• _PROMPT_: Copy every line of the material below word for word.

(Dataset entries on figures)

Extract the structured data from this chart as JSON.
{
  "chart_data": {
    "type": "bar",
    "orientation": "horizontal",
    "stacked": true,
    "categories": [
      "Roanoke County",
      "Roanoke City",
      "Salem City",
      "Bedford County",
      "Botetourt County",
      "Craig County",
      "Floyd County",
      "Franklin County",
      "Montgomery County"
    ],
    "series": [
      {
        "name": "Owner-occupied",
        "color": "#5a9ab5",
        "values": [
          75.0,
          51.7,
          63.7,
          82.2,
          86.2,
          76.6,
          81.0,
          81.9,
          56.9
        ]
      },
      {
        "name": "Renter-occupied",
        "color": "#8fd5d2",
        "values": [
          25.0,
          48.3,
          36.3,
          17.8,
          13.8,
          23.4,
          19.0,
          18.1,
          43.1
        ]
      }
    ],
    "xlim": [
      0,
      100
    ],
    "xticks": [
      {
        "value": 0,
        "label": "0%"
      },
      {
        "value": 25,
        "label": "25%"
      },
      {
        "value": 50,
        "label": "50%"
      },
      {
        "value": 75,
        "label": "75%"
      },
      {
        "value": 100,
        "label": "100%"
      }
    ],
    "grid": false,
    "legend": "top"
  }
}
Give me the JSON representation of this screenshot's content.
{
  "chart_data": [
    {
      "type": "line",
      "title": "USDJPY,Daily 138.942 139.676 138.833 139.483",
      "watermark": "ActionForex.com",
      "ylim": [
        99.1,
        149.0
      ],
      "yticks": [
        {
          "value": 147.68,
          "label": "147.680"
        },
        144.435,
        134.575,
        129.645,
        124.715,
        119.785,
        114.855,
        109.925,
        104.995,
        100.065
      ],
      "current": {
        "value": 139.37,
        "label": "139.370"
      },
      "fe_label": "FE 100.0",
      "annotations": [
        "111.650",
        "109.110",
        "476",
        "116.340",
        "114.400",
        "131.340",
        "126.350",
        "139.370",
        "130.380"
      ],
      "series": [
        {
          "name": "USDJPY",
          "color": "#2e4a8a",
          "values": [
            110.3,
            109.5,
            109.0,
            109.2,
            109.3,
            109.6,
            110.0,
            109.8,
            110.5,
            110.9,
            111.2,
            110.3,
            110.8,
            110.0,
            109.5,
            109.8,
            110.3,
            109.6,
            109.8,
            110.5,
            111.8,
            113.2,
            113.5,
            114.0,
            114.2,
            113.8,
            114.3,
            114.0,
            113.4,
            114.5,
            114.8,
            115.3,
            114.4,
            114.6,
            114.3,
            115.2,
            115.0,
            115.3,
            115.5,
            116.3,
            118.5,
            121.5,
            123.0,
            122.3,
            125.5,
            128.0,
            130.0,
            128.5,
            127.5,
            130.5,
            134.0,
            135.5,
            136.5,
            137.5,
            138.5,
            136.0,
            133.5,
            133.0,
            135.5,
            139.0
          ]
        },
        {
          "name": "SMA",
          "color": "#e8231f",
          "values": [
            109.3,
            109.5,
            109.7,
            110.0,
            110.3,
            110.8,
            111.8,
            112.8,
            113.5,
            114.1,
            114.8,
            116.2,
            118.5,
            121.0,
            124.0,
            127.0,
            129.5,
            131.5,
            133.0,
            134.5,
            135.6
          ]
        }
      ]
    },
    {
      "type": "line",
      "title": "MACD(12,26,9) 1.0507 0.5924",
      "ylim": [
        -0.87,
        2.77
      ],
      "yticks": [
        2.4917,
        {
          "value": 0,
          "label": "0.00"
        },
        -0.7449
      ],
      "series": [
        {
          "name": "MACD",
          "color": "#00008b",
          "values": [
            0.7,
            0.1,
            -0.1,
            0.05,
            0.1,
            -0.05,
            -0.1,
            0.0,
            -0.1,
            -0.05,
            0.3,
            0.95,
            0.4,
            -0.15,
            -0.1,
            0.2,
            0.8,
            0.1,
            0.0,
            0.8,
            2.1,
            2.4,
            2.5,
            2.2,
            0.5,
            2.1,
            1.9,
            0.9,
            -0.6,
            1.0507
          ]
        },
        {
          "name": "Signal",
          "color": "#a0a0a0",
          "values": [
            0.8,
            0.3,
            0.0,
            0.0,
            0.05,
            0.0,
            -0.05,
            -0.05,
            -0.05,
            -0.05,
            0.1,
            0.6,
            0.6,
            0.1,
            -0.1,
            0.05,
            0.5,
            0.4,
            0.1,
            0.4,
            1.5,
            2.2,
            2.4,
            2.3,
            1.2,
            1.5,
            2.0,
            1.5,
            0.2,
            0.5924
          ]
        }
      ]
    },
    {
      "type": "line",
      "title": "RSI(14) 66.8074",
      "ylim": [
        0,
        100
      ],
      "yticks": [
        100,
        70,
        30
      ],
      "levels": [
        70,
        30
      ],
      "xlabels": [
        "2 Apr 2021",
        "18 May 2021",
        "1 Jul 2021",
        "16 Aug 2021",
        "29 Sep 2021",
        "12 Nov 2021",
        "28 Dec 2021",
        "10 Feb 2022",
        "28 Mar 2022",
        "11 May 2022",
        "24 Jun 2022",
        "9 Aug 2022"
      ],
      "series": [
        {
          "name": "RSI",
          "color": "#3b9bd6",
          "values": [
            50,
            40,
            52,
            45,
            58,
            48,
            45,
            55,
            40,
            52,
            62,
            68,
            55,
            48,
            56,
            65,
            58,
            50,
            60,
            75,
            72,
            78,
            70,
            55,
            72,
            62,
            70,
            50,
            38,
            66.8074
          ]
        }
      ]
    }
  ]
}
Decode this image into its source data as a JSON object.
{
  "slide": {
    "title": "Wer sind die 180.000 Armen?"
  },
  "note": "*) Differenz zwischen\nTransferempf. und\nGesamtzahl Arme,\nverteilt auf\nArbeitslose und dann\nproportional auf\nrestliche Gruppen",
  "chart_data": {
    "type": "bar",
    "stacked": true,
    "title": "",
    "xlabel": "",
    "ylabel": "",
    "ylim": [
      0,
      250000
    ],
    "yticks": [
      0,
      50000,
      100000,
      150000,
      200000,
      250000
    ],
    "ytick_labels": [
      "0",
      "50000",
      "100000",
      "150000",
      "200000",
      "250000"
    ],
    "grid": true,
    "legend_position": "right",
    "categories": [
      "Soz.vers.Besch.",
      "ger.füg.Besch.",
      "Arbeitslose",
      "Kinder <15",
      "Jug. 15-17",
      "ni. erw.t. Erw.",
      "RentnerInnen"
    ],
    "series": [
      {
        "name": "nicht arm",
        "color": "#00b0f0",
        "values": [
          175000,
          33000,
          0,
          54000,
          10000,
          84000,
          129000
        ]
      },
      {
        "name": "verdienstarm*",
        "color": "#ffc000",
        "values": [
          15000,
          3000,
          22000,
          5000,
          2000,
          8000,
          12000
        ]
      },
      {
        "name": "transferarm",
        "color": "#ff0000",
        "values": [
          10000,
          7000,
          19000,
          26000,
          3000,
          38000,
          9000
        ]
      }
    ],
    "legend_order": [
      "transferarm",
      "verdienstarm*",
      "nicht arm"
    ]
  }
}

• _EXERCISE OUTPUT_:
Extract the structured data from this chart as JSON.
{
  "chart_data": {
    "type": "bar",
    "orientation": "horizontal",
    "stacked": true,
    "categories": [
      "Roanoke County",
      "Roanoke City",
      "Salem City",
      "Bedford County",
      "Botetourt County",
      "Craig County",
      "Floyd County",
      "Franklin County",
      "Montgomery County"
    ],
    "series": [
      {
        "name": "Owner-occupied",
        "color": "#5a9ab5",
        "values": [
          75.0,
          51.7,
          63.7,
          82.2,
          86.2,
          76.6,
          81.0,
          81.9,
          56.9
        ]
      },
      {
        "name": "Renter-occupied",
        "color": "#8fd5d2",
        "values": [
          25.0,
          48.3,
          36.3,
          17.8,
          13.8,
          23.4,
          19.0,
          18.1,
          43.1
        ]
      }
    ],
    "xlim": [
      0,
      100
    ],
    "xticks": [
      {
        "value": 0,
        "label": "0%"
      },
      {
        "value": 25,
        "label": "25%"
      },
      {
        "value": 50,
        "label": "50%"
      },
      {
        "value": 75,
        "label": "75%"
      },
      {
        "value": 100,
        "label": "100%"
      }
    ],
    "grid": false,
    "legend": "top"
  }
}
Give me the JSON representation of this screenshot's content.
{
  "chart_data": [
    {
      "type": "line",
      "title": "USDJPY,Daily 138.942 139.676 138.833 139.483",
      "watermark": "ActionForex.com",
      "ylim": [
        99.1,
        149.0
      ],
      "yticks": [
        {
          "value": 147.68,
          "label": "147.680"
        },
        144.435,
        134.575,
        129.645,
        124.715,
        119.785,
        114.855,
        109.925,
        104.995,
        100.065
      ],
      "current": {
        "value": 139.37,
        "label": "139.370"
      },
      "fe_label": "FE 100.0",
      "annotations": [
        "111.650",
        "109.110",
        "476",
        "116.340",
        "114.400",
        "131.340",
        "126.350",
        "139.370",
        "130.380"
      ],
      "series": [
        {
          "name": "USDJPY",
          "color": "#2e4a8a",
          "values": [
            110.3,
            109.5,
            109.0,
            109.2,
            109.3,
            109.6,
            110.0,
            109.8,
            110.5,
            110.9,
            111.2,
            110.3,
            110.8,
            110.0,
            109.5,
            109.8,
            110.3,
            109.6,
            109.8,
            110.5,
            111.8,
            113.2,
            113.5,
            114.0,
            114.2,
            113.8,
            114.3,
            114.0,
            113.4,
            114.5,
            114.8,
            115.3,
            114.4,
            114.6,
            114.3,
            115.2,
            115.0,
            115.3,
            115.5,
            116.3,
            118.5,
            121.5,
            123.0,
            122.3,
            125.5,
            128.0,
            130.0,
            128.5,
            127.5,
            130.5,
            134.0,
            135.5,
            136.5,
            137.5,
            138.5,
            136.0,
            133.5,
            133.0,
            135.5,
            139.0
          ]
        },
        {
          "name": "SMA",
          "color": "#e8231f",
          "values": [
            109.3,
            109.5,
            109.7,
            110.0,
            110.3,
            110.8,
            111.8,
            112.8,
            113.5,
            114.1,
            114.8,
            116.2,
            118.5,
            121.0,
            124.0,
            127.0,
            129.5,
            131.5,
            133.0,
            134.5,
            135.6
          ]
        }
      ]
    },
    {
      "type": "line",
      "title": "MACD(12,26,9) 1.0507 0.5924",
      "ylim": [
        -0.87,
        2.77
      ],
      "yticks": [
        2.4917,
        {
          "value": 0,
          "label": "0.00"
        },
        -0.7449
      ],
      "series": [
        {
          "name": "MACD",
          "color": "#00008b",
          "values": [
            0.7,
            0.1,
            -0.1,
            0.05,
            0.1,
            -0.05,
            -0.1,
            0.0,
            -0.1,
            -0.05,
            0.3,
            0.95,
            0.4,
            -0.15,
            -0.1,
            0.2,
            0.8,
            0.1,
            0.0,
            0.8,
            2.1,
            2.4,
            2.5,
            2.2,
            0.5,
            2.1,
            1.9,
            0.9,
            -0.6,
            1.0507
          ]
        },
        {
          "name": "Signal",
          "color": "#a0a0a0",
          "values": [
            0.8,
            0.3,
            0.0,
            0.0,
            0.05,
            0.0,
            -0.05,
            -0.05,
            -0.05,
            -0.05,
            0.1,
            0.6,
            0.6,
            0.1,
            -0.1,
            0.05,
            0.5,
            0.4,
            0.1,
            0.4,
            1.5,
            2.2,
            2.4,
            2.3,
            1.2,
            1.5,
            2.0,
            1.5,
            0.2,
            0.5924
          ]
        }
      ]
    },
    {
      "type": "line",
      "title": "RSI(14) 66.8074",
      "ylim": [
        0,
        100
      ],
      "yticks": [
        100,
        70,
        30
      ],
      "levels": [
        70,
        30
      ],
      "xlabels": [
        "2 Apr 2021",
        "18 May 2021",
        "1 Jul 2021",
        "16 Aug 2021",
        "29 Sep 2021",
        "12 Nov 2021",
        "28 Dec 2021",
        "10 Feb 2022",
        "28 Mar 2022",
        "11 May 2022",
        "24 Jun 2022",
        "9 Aug 2022"
      ],
      "series": [
        {
          "name": "RSI",
          "color": "#3b9bd6",
          "values": [
            50,
            40,
            52,
            45,
            58,
            48,
            45,
            55,
            40,
            52,
            62,
            68,
            55,
            48,
            56,
            65,
            58,
            50,
            60,
            75,
            72,
            78,
            70,
            55,
            72,
            62,
            70,
            50,
            38,
            66.8074
          ]
        }
      ]
    }
  ]
}
Decode this image into its source data as a JSON object.
{
  "slide": {
    "title": "Wer sind die 180.000 Armen?"
  },
  "note": "*) Differenz zwischen\nTransferempf. und\nGesamtzahl Arme,\nverteilt auf\nArbeitslose und dann\nproportional auf\nrestliche Gruppen",
  "chart_data": {
    "type": "bar",
    "stacked": true,
    "title": "",
    "xlabel": "",
    "ylabel": "",
    "ylim": [
      0,
      250000
    ],
    "yticks": [
      0,
      50000,
      100000,
      150000,
      200000,
      250000
    ],
    "ytick_labels": [
      "0",
      "50000",
      "100000",
      "150000",
      "200000",
      "250000"
    ],
    "grid": true,
    "legend_position": "right",
    "categories": [
      "Soz.vers.Besch.",
      "ger.füg.Besch.",
      "Arbeitslose",
      "Kinder <15",
      "Jug. 15-17",
      "ni. erw.t. Erw.",
      "RentnerInnen"
    ],
    "series": [
      {
        "name": "nicht arm",
        "color": "#00b0f0",
        "values": [
          175000,
          33000,
          0,
          54000,
          10000,
          84000,
          129000
        ]
      },
      {
        "name": "verdienstarm*",
        "color": "#ffc000",
        "values": [
          15000,
          3000,
          22000,
          5000,
          2000,
          8000,
          12000
        ]
      },
      {
        "name": "transferarm",
        "color": "#ff0000",
        "values": [
          10000,
          7000,
          19000,
          26000,
          3000,
          38000,
          9000
        ]
      }
    ],
    "legend_order": [
      "transferarm",
      "verdienstarm*",
      "nicht arm"
    ]
  }
}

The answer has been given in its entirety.